[START OF Record set]

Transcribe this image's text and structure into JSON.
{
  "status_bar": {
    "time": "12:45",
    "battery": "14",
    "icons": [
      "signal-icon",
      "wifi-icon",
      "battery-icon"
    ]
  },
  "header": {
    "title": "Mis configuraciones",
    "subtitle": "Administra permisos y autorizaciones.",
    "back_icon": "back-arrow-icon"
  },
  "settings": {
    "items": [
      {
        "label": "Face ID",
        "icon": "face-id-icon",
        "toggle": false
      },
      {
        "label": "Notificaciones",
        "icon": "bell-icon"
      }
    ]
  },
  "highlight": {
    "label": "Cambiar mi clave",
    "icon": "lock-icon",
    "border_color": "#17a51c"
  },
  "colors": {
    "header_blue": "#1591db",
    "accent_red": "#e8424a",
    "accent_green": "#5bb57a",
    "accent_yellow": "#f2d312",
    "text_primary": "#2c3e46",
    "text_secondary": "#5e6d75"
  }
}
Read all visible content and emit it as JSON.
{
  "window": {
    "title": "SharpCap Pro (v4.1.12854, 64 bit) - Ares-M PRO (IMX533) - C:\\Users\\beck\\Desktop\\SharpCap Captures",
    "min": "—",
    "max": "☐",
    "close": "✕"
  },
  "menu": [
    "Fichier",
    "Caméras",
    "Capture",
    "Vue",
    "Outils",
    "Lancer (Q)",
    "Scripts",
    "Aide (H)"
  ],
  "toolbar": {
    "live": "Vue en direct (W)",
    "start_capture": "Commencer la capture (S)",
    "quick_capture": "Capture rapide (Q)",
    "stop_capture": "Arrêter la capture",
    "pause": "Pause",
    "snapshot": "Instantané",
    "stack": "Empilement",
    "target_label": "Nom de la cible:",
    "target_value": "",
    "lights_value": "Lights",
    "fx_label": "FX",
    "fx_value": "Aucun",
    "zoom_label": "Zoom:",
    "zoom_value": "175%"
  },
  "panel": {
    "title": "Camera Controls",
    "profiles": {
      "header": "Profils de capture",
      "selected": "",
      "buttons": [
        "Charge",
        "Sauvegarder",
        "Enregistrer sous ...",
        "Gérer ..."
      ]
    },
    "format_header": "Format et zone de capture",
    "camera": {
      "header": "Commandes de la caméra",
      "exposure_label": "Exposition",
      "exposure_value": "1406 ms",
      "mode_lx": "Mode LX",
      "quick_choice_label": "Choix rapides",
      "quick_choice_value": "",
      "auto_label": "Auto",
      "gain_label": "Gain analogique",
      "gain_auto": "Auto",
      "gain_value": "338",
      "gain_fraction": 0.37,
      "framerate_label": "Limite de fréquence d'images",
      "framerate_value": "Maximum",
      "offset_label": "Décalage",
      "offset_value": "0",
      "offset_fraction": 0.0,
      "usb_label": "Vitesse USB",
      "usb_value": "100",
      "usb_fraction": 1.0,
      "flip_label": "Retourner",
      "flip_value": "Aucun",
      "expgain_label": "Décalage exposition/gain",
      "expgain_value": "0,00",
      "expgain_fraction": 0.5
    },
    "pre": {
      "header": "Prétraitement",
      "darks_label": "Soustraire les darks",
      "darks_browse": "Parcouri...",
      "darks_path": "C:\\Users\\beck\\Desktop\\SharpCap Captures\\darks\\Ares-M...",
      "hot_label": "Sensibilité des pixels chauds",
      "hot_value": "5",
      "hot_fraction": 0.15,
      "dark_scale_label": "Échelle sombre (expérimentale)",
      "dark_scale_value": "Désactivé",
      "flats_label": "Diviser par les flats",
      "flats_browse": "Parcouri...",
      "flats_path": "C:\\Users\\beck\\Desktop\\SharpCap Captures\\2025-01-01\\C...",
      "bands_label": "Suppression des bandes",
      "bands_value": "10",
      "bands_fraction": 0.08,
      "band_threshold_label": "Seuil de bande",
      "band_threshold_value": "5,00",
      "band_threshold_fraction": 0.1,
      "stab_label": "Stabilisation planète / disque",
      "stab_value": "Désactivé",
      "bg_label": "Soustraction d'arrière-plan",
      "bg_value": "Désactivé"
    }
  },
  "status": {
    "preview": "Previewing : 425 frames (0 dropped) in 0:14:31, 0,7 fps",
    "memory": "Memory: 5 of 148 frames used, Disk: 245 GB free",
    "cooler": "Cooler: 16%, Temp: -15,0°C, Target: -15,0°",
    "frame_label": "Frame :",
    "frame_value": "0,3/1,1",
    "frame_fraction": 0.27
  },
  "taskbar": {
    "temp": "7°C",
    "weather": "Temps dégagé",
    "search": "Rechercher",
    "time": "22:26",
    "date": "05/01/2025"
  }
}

[END OF Record set]

__The exercise__: Compute how many lines include the string "Captures", then give that number by itself.

__Result for this task__: 3